*What to produce:* Across the data below, how many lines hold "subparagraph"? Answer with that number and nothing else.

##### Provided information

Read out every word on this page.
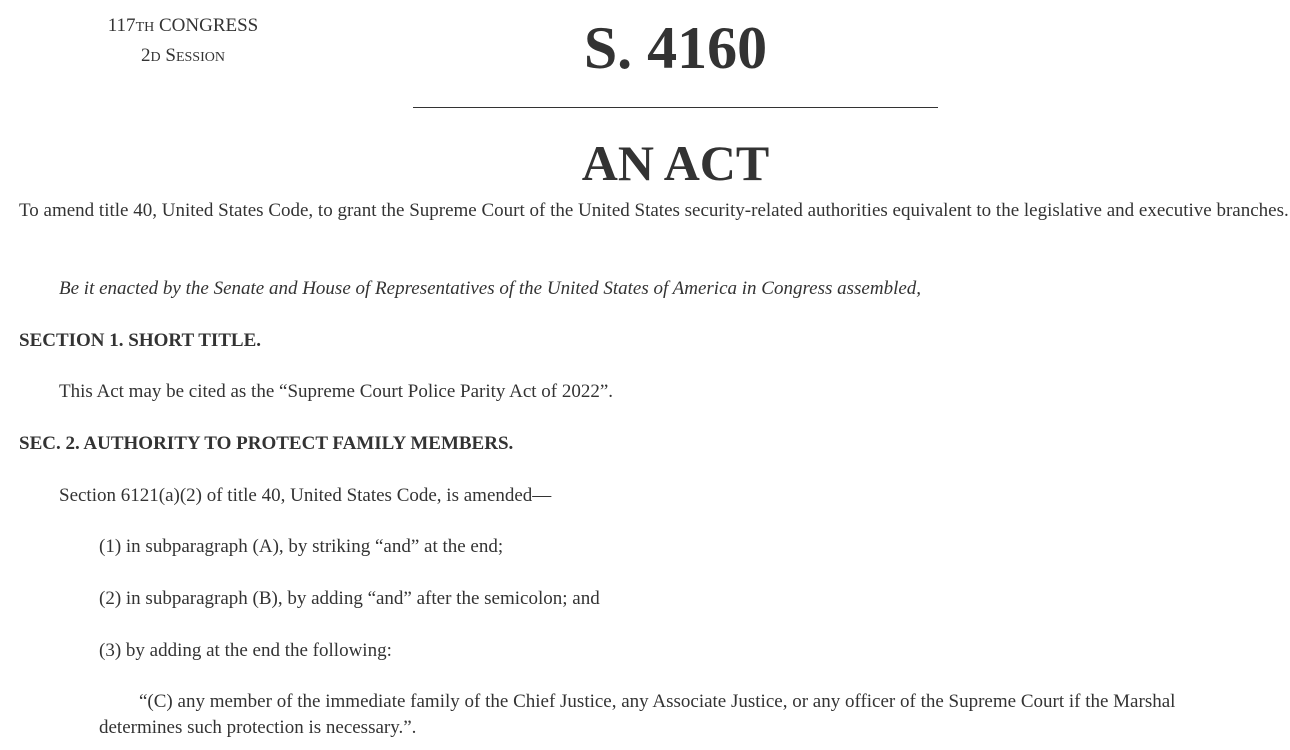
117TH CONGRESS
2D SESSION	S. 4160
AN ACT
To amend title 40, United States Code, to grant the Supreme Court of the United States security-related authorities equivalent to the legislative and executive branches.
Be it enacted by the Senate and House of Representatives of the United States of America in Congress assembled,
SECTION 1. SHORT TITLE.
This Act may be cited as the “Supreme Court Police Parity Act of 2022”.
SEC. 2. AUTHORITY TO PROTECT FAMILY MEMBERS.
Section 6121(a)(2) of title 40, United States Code, is amended—
(1) in subparagraph (A), by striking “and” at the end;
(2) in subparagraph (B), by adding “and” after the semicolon; and
(3) by adding at the end the following:
“(C) any member of the immediate family of the Chief Justice, any Associate Justice, or any officer of the Supreme Court if the Marshal determines such protection is necessary.”.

##########

*Solution to this task:* 2